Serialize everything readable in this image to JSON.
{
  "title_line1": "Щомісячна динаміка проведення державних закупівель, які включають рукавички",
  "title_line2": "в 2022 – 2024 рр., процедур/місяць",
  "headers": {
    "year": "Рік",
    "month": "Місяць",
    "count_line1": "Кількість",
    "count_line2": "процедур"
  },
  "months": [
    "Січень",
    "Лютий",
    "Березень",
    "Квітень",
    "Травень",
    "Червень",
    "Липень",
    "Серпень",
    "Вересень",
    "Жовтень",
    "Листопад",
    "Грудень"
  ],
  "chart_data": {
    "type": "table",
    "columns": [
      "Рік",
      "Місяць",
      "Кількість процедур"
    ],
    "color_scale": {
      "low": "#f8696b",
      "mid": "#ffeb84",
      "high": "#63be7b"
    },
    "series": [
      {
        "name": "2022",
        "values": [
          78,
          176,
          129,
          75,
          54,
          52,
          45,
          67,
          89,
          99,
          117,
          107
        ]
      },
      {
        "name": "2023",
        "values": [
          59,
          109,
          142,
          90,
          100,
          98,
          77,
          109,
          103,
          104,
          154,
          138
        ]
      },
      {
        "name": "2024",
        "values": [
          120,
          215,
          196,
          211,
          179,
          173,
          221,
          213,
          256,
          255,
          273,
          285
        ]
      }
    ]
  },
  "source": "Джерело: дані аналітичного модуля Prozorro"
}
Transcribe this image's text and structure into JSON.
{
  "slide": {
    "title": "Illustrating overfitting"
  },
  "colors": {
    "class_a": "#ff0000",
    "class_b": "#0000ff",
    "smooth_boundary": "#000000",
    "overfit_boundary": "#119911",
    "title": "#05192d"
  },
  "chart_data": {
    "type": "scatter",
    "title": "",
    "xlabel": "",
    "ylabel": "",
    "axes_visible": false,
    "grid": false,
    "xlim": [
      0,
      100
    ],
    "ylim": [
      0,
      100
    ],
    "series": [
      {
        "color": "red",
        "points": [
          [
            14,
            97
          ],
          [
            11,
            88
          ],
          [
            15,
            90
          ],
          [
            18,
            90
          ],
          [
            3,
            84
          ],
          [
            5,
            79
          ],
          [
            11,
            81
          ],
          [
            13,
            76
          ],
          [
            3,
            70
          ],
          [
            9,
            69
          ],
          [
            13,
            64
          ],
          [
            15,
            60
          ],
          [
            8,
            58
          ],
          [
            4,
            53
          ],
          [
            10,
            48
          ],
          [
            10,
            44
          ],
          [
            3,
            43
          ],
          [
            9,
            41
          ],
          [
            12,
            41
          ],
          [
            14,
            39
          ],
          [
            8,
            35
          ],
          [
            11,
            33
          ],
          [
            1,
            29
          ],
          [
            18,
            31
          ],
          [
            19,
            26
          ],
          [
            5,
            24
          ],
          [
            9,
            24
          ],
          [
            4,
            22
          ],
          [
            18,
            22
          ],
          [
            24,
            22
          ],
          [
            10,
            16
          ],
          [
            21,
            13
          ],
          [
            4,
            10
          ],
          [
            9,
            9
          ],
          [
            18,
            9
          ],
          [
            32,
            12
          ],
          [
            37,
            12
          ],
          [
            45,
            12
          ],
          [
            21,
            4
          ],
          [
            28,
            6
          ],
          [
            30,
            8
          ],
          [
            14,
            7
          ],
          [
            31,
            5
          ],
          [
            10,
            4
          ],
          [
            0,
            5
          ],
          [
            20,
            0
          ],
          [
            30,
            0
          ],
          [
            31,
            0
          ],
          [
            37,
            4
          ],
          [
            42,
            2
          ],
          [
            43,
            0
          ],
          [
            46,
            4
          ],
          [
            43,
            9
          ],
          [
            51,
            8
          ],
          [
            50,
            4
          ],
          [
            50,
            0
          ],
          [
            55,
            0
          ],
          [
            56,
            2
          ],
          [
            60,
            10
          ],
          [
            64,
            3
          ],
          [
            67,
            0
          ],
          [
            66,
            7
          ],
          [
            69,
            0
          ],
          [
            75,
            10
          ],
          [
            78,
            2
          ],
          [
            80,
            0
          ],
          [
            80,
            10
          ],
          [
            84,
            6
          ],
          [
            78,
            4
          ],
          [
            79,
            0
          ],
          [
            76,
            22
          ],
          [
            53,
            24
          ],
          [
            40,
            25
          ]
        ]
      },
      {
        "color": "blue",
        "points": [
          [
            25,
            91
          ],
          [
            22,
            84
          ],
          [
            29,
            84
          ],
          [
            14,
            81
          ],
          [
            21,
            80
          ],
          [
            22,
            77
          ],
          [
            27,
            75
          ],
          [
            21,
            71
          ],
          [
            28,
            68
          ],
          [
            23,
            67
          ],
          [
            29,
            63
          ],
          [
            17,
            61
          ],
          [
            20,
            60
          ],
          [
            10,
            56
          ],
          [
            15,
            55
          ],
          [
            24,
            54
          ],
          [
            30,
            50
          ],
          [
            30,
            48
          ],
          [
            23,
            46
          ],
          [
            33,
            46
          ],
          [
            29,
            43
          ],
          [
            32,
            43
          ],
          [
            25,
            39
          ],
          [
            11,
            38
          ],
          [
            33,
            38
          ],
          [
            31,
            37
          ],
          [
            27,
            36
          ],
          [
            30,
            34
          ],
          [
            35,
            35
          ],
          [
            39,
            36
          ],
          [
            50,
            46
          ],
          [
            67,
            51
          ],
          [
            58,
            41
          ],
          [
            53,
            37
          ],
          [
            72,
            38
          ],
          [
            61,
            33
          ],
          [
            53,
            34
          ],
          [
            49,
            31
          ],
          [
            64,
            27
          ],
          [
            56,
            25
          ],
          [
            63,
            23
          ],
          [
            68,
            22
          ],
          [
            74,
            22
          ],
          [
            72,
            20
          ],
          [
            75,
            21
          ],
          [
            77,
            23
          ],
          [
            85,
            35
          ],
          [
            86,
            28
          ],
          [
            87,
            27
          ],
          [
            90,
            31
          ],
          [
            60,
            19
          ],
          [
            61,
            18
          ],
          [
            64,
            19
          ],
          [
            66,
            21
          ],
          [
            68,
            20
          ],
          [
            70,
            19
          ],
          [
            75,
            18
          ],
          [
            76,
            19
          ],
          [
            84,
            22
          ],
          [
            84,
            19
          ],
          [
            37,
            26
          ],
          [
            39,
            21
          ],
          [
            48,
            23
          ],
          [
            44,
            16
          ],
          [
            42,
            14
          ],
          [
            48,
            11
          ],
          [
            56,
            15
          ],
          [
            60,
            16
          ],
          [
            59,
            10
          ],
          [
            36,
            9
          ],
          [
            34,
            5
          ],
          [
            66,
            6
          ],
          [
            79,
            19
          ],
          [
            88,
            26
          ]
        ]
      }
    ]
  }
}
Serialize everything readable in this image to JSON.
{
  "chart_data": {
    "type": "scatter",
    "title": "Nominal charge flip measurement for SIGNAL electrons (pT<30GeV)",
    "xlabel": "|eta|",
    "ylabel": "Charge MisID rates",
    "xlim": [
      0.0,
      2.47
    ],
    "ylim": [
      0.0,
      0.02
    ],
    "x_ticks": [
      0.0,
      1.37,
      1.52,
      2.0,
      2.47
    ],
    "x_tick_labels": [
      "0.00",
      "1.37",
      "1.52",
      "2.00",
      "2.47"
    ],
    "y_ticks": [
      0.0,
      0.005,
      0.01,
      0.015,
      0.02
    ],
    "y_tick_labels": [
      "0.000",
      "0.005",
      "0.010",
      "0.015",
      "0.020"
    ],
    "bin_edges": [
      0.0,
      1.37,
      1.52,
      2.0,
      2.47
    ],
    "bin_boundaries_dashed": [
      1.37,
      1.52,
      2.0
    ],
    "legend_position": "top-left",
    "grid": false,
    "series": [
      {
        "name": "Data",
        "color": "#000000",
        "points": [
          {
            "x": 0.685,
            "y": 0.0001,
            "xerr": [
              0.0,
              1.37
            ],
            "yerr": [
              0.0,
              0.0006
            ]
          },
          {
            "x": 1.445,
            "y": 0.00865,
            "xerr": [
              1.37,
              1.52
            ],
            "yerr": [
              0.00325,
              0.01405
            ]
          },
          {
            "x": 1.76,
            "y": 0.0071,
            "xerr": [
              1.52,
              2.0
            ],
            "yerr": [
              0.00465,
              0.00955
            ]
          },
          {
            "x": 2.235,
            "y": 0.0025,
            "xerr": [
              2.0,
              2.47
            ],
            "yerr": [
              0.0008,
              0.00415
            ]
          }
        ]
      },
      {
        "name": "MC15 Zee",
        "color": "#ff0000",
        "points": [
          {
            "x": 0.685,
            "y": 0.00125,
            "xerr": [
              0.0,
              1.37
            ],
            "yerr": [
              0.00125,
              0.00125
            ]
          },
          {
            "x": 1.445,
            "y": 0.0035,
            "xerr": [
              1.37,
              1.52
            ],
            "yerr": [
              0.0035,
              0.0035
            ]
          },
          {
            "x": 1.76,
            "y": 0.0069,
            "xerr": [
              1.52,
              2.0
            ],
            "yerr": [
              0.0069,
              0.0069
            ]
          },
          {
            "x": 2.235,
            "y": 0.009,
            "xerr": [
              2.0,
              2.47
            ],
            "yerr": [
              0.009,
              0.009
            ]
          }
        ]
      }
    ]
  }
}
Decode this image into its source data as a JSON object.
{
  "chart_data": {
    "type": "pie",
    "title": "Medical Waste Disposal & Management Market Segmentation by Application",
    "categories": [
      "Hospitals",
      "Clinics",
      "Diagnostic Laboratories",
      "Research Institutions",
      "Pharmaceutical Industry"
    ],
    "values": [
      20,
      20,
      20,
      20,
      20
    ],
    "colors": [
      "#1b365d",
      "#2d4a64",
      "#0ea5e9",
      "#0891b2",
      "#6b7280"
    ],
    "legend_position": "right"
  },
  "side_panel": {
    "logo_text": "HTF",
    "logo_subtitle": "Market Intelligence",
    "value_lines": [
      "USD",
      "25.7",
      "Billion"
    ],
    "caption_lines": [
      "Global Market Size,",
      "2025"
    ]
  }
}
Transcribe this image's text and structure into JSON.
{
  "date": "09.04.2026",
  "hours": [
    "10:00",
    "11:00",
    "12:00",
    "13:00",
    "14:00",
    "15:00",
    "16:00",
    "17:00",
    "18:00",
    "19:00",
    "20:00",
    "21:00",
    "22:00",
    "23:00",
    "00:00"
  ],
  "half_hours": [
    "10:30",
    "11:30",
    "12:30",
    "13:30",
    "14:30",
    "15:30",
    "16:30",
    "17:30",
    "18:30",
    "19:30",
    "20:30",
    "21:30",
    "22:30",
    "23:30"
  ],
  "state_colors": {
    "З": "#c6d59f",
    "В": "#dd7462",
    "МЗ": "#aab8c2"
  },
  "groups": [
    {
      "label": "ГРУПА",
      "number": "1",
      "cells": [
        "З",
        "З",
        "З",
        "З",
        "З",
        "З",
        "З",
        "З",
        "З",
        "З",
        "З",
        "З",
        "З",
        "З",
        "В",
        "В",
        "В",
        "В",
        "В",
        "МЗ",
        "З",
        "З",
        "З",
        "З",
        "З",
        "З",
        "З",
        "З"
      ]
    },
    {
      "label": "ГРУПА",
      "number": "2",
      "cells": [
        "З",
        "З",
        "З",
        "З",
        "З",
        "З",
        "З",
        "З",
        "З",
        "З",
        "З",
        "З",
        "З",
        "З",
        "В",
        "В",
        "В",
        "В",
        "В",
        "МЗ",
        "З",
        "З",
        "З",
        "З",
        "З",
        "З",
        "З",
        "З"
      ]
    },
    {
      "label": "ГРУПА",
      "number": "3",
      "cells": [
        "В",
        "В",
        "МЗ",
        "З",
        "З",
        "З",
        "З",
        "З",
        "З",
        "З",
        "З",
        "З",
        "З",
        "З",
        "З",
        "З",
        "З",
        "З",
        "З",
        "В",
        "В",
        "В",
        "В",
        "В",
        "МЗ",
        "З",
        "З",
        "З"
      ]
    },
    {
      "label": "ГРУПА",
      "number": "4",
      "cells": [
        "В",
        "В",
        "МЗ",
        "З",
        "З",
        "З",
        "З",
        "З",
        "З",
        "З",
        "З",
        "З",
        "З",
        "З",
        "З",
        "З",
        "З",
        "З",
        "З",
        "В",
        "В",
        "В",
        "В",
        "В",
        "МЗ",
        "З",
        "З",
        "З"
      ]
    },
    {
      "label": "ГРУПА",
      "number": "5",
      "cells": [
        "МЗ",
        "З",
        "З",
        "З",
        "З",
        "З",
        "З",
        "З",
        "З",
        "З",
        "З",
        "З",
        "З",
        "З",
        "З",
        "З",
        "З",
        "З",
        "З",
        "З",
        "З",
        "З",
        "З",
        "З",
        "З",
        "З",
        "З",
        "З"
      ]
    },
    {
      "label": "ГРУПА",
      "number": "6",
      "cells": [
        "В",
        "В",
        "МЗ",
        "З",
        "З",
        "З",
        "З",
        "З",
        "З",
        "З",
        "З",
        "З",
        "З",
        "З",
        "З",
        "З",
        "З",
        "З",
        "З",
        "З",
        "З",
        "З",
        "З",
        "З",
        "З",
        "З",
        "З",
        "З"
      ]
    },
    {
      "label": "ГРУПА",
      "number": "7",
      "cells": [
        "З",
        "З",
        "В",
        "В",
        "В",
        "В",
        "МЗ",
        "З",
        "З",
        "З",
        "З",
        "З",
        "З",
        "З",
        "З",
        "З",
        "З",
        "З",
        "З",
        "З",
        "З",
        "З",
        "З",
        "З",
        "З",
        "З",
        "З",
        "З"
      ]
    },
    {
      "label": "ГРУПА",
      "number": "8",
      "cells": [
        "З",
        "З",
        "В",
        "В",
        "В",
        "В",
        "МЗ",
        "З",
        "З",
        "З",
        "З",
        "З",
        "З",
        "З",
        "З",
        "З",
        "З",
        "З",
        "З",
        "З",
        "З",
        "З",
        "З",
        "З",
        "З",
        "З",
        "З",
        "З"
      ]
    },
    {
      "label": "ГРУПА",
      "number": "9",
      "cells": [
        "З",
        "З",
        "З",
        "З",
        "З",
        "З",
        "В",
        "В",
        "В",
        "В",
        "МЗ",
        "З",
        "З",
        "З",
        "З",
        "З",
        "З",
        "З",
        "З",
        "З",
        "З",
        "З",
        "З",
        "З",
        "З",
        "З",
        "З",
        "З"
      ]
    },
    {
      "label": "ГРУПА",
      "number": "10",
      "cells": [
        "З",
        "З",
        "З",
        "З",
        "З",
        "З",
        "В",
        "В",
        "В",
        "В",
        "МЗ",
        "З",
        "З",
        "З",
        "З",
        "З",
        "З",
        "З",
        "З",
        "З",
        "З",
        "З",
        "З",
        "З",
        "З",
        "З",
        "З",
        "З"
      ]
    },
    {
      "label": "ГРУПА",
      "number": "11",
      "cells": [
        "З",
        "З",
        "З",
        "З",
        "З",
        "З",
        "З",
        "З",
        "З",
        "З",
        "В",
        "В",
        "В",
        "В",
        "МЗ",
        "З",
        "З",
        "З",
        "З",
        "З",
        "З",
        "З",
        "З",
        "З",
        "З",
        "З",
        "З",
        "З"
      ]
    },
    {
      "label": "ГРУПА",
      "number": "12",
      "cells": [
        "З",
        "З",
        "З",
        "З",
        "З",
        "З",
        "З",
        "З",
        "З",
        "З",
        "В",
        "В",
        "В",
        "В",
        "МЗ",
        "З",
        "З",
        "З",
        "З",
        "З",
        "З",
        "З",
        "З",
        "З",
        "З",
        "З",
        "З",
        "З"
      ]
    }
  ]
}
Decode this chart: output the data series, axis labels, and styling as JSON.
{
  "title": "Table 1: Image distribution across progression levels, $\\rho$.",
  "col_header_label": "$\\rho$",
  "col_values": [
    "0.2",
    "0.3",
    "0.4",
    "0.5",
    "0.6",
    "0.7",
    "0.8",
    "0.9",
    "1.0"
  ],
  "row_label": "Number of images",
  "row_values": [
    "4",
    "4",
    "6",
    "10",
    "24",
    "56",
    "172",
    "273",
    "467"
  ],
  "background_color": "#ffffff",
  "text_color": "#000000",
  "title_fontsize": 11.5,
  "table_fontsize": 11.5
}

What to work on: Extract every line from the one containing "Decode this chart: output" to the end of the entries, including both of those lines, exactly as given and with nothing added.

Problem solution:
Decode this chart: output the data series, axis labels, and styling as JSON.
{
  "title": "Table 1: Image distribution across progression levels, $\\rho$.",
  "col_header_label": "$\\rho$",
  "col_values": [
    "0.2",
    "0.3",
    "0.4",
    "0.5",
    "0.6",
    "0.7",
    "0.8",
    "0.9",
    "1.0"
  ],
  "row_label": "Number of images",
  "row_values": [
    "4",
    "4",
    "6",
    "10",
    "24",
    "56",
    "172",
    "273",
    "467"
  ],
  "background_color": "#ffffff",
  "text_color": "#000000",
  "title_fontsize": 11.5,
  "table_fontsize": 11.5
}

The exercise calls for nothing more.